Figure record listings
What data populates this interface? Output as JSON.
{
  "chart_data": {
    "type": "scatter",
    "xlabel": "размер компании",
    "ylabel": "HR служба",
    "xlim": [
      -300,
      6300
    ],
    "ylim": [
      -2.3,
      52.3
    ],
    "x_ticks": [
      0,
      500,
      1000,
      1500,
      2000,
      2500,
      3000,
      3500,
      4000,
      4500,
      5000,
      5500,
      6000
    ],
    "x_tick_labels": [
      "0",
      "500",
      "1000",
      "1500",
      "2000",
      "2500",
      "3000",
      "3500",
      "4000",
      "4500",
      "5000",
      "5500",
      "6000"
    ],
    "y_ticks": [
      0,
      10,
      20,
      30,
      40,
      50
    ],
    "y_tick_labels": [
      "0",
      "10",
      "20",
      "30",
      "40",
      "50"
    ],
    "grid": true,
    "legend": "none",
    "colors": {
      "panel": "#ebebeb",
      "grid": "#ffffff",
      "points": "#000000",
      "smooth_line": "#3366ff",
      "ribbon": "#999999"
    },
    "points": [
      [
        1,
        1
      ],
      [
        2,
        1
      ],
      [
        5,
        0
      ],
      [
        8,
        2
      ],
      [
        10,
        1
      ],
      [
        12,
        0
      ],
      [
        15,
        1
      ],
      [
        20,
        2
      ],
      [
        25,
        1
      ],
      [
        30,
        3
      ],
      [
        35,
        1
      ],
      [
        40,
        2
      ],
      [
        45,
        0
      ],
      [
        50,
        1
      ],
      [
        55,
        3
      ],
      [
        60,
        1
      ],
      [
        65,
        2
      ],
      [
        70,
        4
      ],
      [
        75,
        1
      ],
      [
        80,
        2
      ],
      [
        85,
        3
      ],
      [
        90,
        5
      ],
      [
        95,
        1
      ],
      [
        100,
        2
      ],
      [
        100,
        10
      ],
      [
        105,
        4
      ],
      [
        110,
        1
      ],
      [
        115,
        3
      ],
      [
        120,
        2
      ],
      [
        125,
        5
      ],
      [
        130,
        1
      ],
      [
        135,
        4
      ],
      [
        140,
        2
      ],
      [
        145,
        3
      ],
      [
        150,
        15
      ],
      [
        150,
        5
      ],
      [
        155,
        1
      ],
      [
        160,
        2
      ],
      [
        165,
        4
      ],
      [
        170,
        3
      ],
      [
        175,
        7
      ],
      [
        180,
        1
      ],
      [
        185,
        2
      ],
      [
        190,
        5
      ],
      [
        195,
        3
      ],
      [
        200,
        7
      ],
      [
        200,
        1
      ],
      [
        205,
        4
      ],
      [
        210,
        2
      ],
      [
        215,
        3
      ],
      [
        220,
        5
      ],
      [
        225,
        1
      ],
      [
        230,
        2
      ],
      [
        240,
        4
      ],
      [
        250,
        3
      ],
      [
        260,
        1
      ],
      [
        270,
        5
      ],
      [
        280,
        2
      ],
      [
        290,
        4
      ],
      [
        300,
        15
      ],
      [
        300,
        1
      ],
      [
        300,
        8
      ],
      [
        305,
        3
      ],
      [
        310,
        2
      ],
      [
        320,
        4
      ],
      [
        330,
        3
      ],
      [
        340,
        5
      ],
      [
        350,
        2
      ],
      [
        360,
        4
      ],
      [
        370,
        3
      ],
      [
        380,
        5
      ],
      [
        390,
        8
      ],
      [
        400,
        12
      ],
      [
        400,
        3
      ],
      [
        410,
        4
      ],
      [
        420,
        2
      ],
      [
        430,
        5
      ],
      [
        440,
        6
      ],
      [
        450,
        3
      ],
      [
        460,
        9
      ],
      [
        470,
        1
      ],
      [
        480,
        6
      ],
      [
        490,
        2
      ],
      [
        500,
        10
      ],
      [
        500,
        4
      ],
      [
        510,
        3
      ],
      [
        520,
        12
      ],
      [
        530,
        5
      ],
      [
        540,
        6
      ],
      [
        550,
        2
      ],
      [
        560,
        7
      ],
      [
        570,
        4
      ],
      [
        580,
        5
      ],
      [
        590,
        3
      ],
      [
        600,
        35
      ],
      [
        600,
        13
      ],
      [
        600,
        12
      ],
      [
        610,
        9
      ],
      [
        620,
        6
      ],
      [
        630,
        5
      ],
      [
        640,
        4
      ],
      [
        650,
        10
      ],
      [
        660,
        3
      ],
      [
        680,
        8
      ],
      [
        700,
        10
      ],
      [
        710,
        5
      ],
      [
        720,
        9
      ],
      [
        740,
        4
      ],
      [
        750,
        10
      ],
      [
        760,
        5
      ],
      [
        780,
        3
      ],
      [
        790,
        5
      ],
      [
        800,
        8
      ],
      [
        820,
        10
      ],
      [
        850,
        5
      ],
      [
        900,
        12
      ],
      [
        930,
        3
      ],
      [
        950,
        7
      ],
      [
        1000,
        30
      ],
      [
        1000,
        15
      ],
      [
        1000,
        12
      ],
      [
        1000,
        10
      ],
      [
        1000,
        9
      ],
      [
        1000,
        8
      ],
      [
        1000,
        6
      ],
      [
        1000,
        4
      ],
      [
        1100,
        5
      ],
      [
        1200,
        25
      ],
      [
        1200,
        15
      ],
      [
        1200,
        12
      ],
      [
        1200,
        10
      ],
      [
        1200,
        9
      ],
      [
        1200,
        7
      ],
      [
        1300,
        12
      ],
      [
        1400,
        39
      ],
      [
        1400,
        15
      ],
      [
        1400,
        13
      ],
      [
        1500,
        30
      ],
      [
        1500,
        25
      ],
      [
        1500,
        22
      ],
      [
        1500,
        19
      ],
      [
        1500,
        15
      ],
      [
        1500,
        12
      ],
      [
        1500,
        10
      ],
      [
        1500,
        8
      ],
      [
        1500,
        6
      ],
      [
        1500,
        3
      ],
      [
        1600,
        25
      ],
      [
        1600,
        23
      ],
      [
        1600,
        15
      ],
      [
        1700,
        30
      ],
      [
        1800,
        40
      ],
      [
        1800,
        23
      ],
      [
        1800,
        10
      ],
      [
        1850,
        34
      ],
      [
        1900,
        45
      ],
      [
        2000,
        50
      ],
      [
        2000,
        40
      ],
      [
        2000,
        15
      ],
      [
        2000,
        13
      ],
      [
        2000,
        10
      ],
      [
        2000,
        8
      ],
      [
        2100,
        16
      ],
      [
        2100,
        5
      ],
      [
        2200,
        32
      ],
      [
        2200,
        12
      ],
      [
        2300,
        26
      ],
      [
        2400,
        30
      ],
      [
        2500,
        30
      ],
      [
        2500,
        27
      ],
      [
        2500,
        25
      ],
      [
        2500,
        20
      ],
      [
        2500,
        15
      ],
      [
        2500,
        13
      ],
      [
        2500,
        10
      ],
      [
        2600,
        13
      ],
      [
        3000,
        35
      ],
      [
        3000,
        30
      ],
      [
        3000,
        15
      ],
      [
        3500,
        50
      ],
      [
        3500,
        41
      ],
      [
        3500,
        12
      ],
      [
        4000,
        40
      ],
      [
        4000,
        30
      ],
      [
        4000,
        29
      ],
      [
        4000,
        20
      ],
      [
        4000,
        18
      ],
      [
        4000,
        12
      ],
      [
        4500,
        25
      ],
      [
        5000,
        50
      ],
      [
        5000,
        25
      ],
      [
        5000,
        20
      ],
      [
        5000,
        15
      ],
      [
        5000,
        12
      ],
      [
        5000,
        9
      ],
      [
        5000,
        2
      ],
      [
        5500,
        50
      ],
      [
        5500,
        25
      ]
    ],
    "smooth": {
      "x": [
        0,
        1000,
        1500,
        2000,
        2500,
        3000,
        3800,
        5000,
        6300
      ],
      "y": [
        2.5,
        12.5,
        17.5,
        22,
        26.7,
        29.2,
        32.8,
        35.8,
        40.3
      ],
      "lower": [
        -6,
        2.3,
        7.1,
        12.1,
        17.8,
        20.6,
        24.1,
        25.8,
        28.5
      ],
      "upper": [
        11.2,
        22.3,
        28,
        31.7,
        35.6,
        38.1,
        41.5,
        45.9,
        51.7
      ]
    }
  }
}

...

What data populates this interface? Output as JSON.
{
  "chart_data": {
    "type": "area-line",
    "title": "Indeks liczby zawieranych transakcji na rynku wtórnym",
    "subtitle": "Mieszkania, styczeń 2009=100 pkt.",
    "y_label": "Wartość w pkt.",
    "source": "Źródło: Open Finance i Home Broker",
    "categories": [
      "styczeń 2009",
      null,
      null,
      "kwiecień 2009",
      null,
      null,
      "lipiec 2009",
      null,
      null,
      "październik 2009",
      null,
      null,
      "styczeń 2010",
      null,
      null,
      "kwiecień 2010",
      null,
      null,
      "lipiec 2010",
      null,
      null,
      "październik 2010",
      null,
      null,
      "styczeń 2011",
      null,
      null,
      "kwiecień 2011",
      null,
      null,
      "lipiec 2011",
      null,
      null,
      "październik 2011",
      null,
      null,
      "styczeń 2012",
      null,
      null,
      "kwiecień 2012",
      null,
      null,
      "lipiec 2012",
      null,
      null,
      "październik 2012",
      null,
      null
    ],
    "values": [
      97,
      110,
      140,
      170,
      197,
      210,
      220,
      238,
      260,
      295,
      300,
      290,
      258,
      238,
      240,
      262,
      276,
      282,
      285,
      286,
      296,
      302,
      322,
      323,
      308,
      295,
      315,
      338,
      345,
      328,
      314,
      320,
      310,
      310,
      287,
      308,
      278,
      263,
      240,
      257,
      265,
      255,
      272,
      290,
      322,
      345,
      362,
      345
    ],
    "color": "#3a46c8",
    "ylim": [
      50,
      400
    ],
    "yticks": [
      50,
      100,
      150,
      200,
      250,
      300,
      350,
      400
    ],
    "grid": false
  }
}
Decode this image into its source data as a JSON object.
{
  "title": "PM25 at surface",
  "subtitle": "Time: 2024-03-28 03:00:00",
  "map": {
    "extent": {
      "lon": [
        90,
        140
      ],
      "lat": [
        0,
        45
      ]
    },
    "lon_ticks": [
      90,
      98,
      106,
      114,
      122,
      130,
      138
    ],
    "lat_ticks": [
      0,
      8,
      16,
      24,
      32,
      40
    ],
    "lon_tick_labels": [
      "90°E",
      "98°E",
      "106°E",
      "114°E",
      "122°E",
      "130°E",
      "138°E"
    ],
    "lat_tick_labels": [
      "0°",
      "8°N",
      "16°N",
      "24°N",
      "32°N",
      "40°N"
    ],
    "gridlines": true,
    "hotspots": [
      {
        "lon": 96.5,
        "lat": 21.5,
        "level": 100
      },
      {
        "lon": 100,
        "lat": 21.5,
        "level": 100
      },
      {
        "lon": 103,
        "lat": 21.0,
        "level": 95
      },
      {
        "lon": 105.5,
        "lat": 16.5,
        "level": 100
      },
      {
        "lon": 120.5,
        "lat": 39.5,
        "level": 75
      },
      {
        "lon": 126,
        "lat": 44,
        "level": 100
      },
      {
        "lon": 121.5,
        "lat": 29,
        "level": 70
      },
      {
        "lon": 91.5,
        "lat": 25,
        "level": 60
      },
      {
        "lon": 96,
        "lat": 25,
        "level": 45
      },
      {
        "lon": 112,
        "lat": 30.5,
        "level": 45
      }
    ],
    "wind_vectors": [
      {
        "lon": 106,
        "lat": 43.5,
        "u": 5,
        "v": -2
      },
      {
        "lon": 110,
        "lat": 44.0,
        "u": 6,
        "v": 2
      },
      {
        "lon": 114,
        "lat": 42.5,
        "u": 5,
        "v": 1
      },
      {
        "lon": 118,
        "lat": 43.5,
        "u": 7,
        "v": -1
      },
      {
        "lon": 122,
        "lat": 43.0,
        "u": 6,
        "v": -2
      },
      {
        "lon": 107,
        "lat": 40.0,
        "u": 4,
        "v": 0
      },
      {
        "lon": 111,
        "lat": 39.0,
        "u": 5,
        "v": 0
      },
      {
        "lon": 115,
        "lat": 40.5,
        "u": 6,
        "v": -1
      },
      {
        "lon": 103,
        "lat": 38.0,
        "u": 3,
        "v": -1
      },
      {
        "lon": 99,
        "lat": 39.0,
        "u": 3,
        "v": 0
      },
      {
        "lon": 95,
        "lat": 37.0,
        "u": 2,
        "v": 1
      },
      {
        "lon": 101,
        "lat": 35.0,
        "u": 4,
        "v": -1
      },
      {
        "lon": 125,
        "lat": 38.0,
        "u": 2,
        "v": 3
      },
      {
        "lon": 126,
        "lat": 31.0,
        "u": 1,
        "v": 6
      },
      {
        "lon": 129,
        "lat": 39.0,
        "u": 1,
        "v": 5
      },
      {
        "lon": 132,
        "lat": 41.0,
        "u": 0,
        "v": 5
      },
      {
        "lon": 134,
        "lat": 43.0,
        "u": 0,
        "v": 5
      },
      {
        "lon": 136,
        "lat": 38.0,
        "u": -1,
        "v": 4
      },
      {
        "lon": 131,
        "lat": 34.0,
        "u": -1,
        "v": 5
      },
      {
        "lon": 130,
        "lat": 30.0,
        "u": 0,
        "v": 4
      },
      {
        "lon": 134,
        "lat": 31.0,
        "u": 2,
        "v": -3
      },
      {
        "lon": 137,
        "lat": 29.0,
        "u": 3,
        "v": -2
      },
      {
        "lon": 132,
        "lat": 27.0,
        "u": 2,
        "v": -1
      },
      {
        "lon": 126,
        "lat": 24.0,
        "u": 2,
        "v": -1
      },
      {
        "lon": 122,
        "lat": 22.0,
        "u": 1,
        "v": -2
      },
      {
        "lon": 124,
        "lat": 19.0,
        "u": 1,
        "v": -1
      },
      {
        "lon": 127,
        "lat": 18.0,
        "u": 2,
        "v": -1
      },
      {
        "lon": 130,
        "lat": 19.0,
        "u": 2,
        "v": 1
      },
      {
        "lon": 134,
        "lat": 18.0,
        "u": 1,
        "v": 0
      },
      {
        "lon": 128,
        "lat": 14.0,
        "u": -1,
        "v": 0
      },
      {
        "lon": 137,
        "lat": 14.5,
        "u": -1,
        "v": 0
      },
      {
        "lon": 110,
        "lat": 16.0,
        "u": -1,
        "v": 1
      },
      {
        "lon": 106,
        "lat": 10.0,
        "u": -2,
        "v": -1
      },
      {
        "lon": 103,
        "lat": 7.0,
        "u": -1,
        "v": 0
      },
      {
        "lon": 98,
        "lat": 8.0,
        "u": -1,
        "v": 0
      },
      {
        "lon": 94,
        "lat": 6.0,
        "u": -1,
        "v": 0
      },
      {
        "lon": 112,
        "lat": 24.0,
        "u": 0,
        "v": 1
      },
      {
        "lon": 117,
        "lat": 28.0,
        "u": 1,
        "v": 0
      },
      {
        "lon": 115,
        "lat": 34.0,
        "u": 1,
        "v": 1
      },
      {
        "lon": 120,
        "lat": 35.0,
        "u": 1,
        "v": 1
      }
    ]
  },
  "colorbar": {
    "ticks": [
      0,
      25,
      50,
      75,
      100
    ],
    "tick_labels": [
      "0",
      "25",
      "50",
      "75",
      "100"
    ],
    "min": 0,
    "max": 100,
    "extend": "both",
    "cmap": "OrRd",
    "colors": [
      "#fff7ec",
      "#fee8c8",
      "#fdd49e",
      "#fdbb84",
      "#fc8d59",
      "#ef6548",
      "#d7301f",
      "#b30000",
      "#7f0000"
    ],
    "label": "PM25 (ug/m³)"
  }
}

* * *

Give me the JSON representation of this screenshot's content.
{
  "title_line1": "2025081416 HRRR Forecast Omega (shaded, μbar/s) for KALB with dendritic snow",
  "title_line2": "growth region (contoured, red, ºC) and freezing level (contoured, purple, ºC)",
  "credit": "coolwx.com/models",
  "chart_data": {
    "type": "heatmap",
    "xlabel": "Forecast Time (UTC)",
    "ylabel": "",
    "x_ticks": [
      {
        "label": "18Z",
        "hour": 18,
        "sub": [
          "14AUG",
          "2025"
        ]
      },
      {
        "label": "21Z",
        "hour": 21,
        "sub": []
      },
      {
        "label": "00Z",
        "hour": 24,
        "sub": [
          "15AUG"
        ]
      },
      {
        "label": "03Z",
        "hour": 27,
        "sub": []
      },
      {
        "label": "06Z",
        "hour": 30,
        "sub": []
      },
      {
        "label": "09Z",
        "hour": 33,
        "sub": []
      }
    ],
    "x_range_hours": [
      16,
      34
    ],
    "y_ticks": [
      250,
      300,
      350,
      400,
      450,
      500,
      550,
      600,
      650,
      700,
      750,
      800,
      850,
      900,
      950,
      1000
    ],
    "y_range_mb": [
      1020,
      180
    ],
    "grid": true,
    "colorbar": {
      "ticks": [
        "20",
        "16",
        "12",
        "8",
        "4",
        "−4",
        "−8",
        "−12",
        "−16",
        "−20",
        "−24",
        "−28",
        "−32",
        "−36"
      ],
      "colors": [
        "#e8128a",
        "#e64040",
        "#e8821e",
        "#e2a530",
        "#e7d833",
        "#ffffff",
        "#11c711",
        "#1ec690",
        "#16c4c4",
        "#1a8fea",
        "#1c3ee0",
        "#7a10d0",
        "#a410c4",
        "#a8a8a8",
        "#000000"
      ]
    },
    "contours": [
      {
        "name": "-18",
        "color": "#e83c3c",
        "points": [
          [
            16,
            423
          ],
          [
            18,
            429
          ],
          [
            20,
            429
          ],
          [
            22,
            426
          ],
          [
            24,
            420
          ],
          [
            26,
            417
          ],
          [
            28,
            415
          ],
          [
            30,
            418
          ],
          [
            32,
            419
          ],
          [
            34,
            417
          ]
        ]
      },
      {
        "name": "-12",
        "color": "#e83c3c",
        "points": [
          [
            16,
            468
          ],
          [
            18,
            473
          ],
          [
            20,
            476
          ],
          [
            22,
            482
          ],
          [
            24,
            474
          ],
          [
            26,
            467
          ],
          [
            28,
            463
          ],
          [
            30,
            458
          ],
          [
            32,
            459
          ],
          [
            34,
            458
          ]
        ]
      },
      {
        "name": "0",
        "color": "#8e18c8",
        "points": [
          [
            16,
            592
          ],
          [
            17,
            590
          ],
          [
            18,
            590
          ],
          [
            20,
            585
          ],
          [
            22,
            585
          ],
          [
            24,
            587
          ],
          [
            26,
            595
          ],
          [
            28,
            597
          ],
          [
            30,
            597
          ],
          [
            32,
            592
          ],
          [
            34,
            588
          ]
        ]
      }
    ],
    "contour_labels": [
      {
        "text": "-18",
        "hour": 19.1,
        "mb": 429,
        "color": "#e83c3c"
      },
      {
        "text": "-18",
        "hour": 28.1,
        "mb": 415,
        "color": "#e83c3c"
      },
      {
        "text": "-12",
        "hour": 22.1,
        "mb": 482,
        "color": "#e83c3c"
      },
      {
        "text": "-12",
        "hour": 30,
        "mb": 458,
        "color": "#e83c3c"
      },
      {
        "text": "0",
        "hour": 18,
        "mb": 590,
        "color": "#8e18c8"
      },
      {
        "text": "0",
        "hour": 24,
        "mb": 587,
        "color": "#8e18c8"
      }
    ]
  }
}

:: PROBLEM TO WORK ON ::
Copy, from the material above, each line in which the string "JSON" occurs.

:: FINAL ANSWER ::
What data populates this interface? Output as JSON.
What data populates this interface? Output as JSON.
Decode this image into its source data as a JSON object.
Give me the JSON representation of this screenshot's content.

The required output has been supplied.